▶ [What is required] Give the number of lines that include the word "September", nothing more.

BEGIN Records shown

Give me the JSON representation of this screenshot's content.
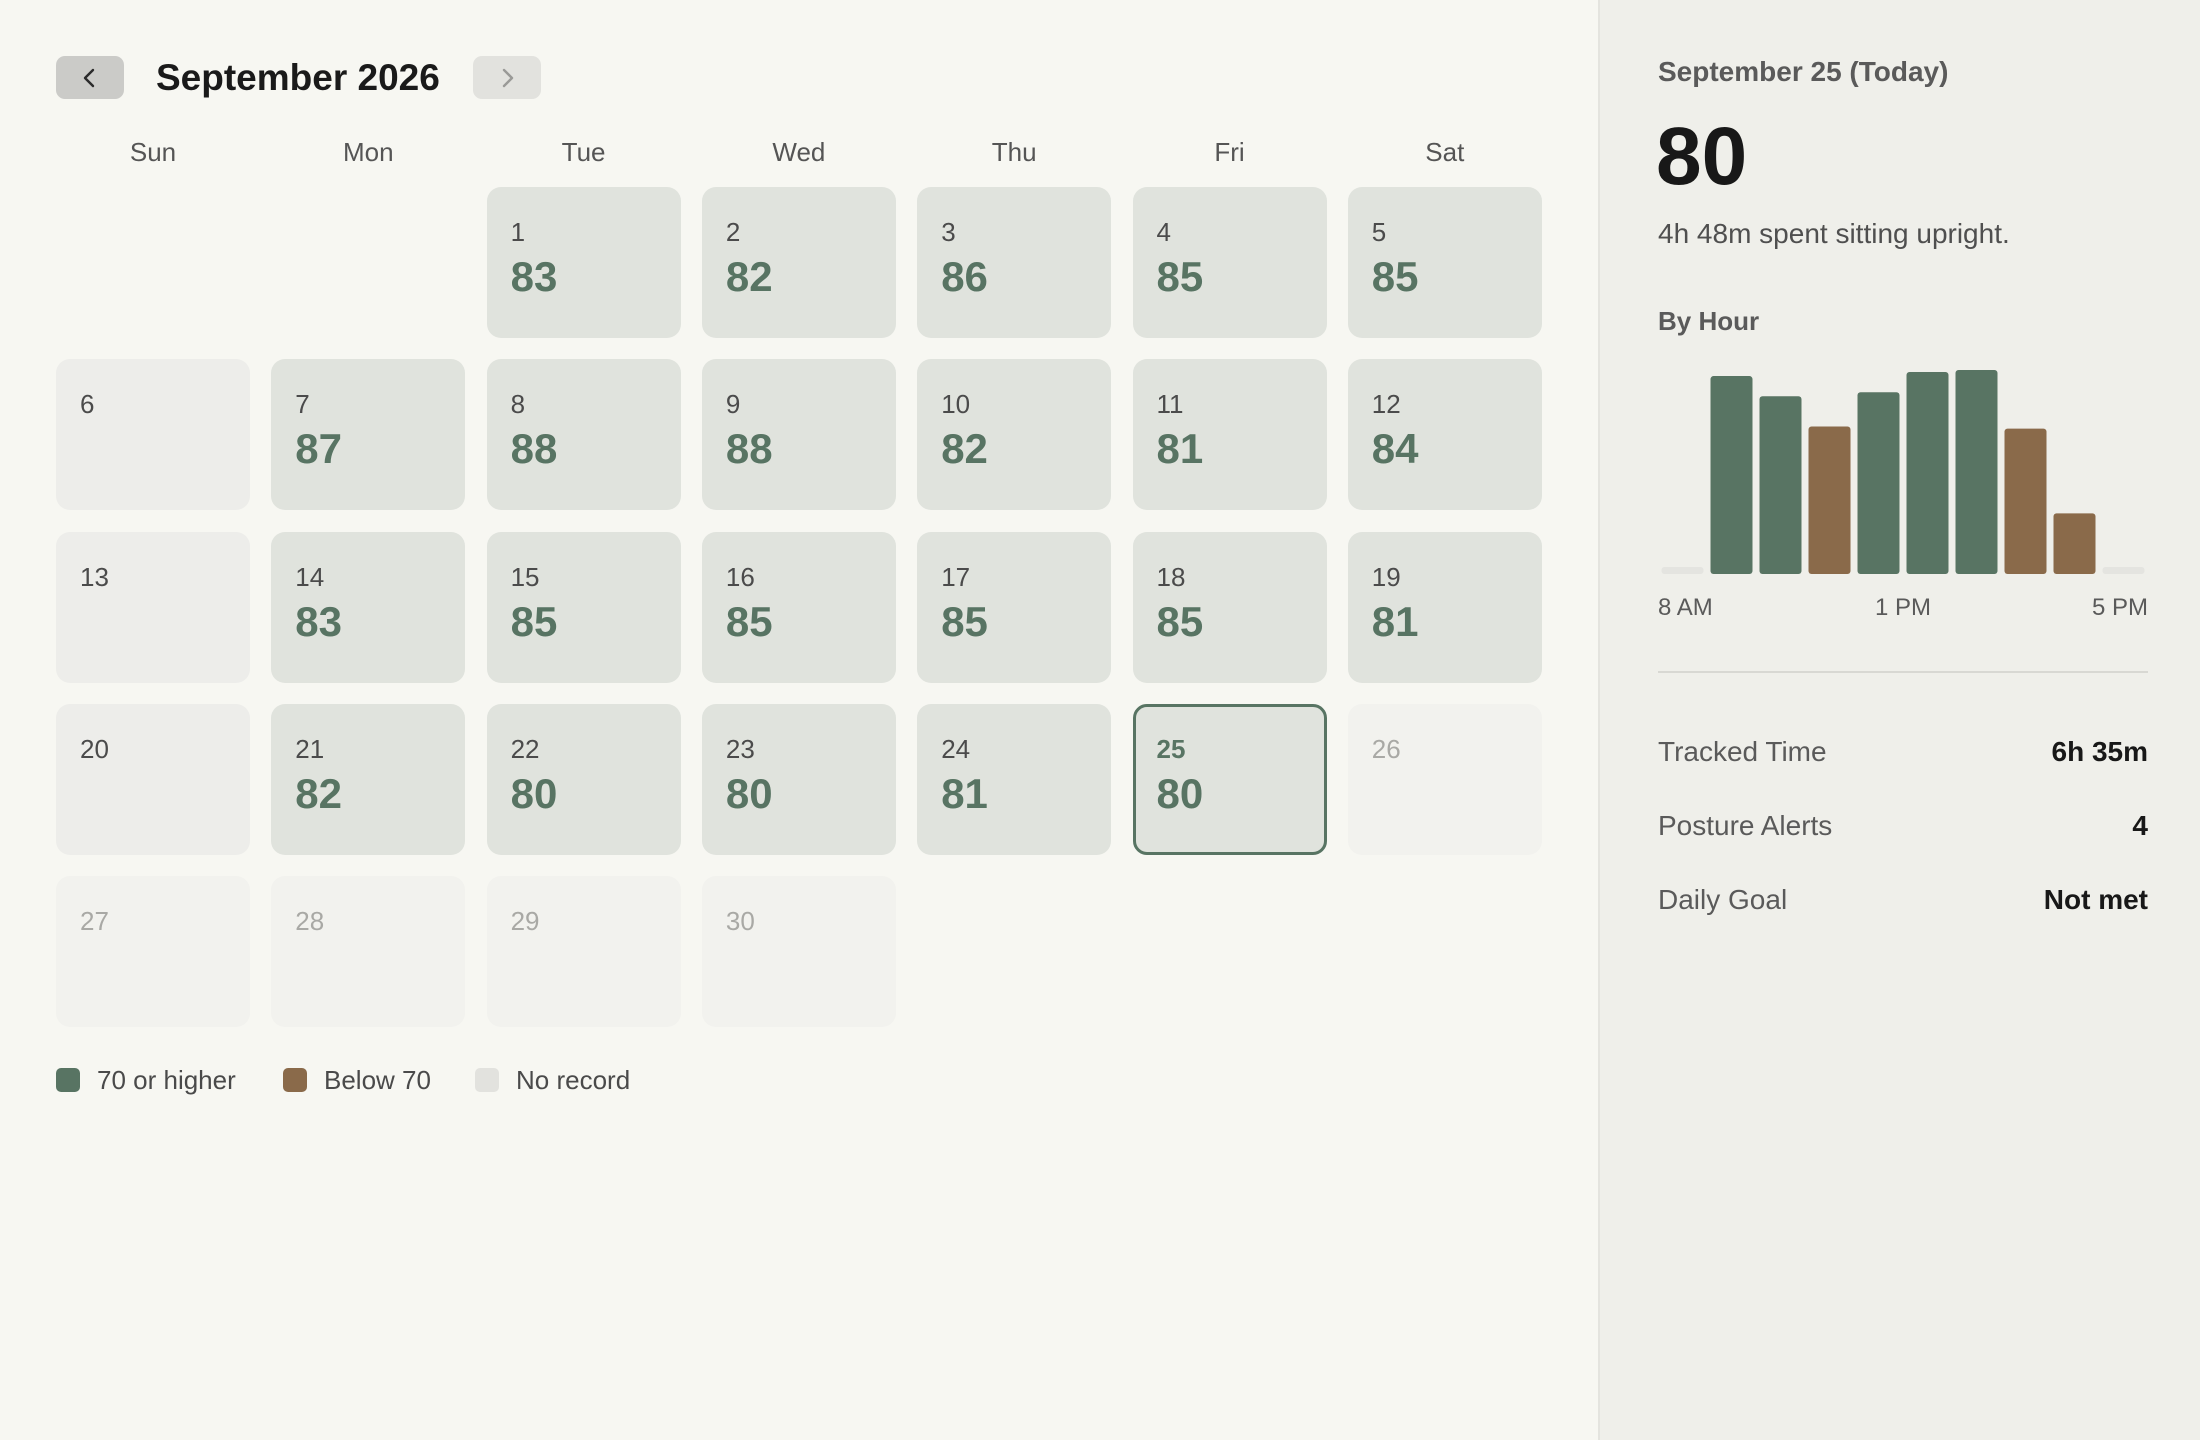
{
  "calendar": {
    "month_title": "September 2026",
    "prev_icon": "chevron-left-icon",
    "next_icon": "chevron-right-icon",
    "weekdays": [
      "Sun",
      "Mon",
      "Tue",
      "Wed",
      "Thu",
      "Fri",
      "Sat"
    ],
    "first_weekday_index": 2,
    "today": 25,
    "days": [
      {
        "day": "1",
        "score": "83",
        "status": "scored"
      },
      {
        "day": "2",
        "score": "82",
        "status": "scored"
      },
      {
        "day": "3",
        "score": "86",
        "status": "scored"
      },
      {
        "day": "4",
        "score": "85",
        "status": "scored"
      },
      {
        "day": "5",
        "score": "85",
        "status": "scored"
      },
      {
        "day": "6",
        "score": "",
        "status": "no-record"
      },
      {
        "day": "7",
        "score": "87",
        "status": "scored"
      },
      {
        "day": "8",
        "score": "88",
        "status": "scored"
      },
      {
        "day": "9",
        "score": "88",
        "status": "scored"
      },
      {
        "day": "10",
        "score": "82",
        "status": "scored"
      },
      {
        "day": "11",
        "score": "81",
        "status": "scored"
      },
      {
        "day": "12",
        "score": "84",
        "status": "scored"
      },
      {
        "day": "13",
        "score": "",
        "status": "no-record"
      },
      {
        "day": "14",
        "score": "83",
        "status": "scored"
      },
      {
        "day": "15",
        "score": "85",
        "status": "scored"
      },
      {
        "day": "16",
        "score": "85",
        "status": "scored"
      },
      {
        "day": "17",
        "score": "85",
        "status": "scored"
      },
      {
        "day": "18",
        "score": "85",
        "status": "scored"
      },
      {
        "day": "19",
        "score": "81",
        "status": "scored"
      },
      {
        "day": "20",
        "score": "",
        "status": "no-record"
      },
      {
        "day": "21",
        "score": "82",
        "status": "scored"
      },
      {
        "day": "22",
        "score": "80",
        "status": "scored"
      },
      {
        "day": "23",
        "score": "80",
        "status": "scored"
      },
      {
        "day": "24",
        "score": "81",
        "status": "scored"
      },
      {
        "day": "25",
        "score": "80",
        "status": "today"
      },
      {
        "day": "26",
        "score": "",
        "status": "future"
      },
      {
        "day": "27",
        "score": "",
        "status": "future"
      },
      {
        "day": "28",
        "score": "",
        "status": "future"
      },
      {
        "day": "29",
        "score": "",
        "status": "future"
      },
      {
        "day": "30",
        "score": "",
        "status": "future"
      }
    ]
  },
  "legend": [
    {
      "label": "70 or higher",
      "color": "#587463"
    },
    {
      "label": "Below 70",
      "color": "#8a6a4a"
    },
    {
      "label": "No record",
      "color": "#e2e2de"
    }
  ],
  "detail": {
    "date_label": "September 25 (Today)",
    "score": "80",
    "description": "4h 48m spent sitting upright.",
    "by_hour_title": "By Hour",
    "x_axis_labels": [
      "8 AM",
      "1 PM",
      "5 PM"
    ],
    "stats": [
      {
        "label": "Tracked Time",
        "value": "6h 35m"
      },
      {
        "label": "Posture Alerts",
        "value": "4"
      },
      {
        "label": "Daily Goal",
        "value": "Not met"
      }
    ]
  },
  "colors": {
    "good": "#587463",
    "below": "#8a6a4a",
    "empty": "#e4e4e0"
  },
  "chart_data": {
    "type": "bar",
    "title": "By Hour",
    "categories": [
      "8 AM",
      "9 AM",
      "10 AM",
      "11 AM",
      "12 PM",
      "1 PM",
      "2 PM",
      "3 PM",
      "4 PM",
      "5 PM"
    ],
    "values": [
      0,
      98,
      88,
      73,
      90,
      100,
      101,
      72,
      30,
      0
    ],
    "status": [
      "none",
      "good",
      "good",
      "below",
      "good",
      "good",
      "good",
      "below",
      "below",
      "none"
    ],
    "ylim": [
      0,
      101
    ],
    "grid": false,
    "legend": "none",
    "x_tick_labels": [
      "8 AM",
      "1 PM",
      "5 PM"
    ]
  }
}
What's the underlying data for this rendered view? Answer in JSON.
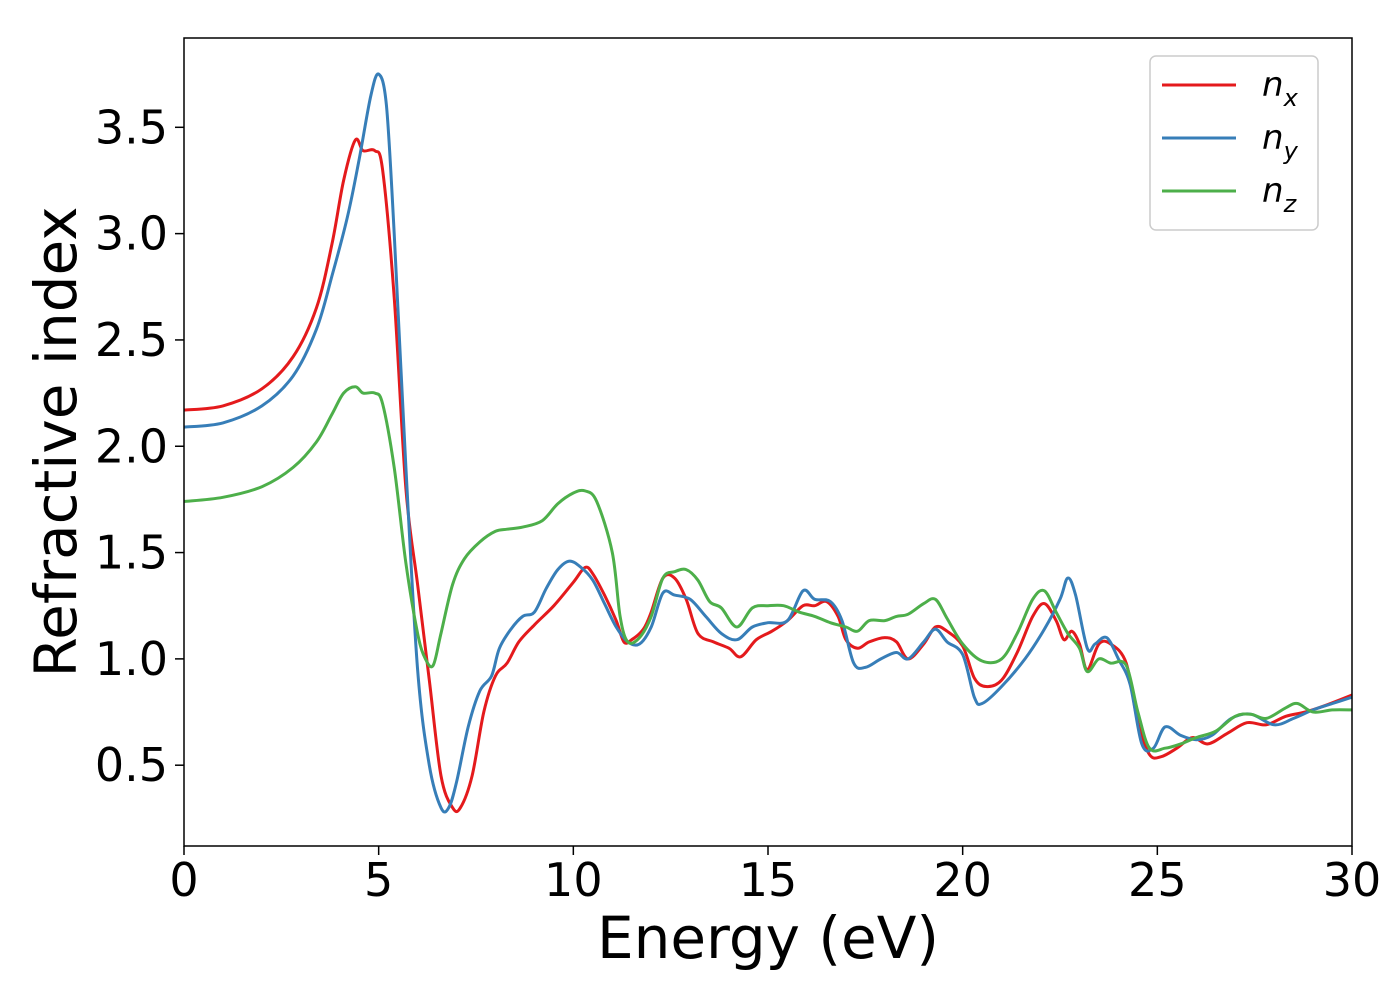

END Records shown

▶ [Result of the task] 2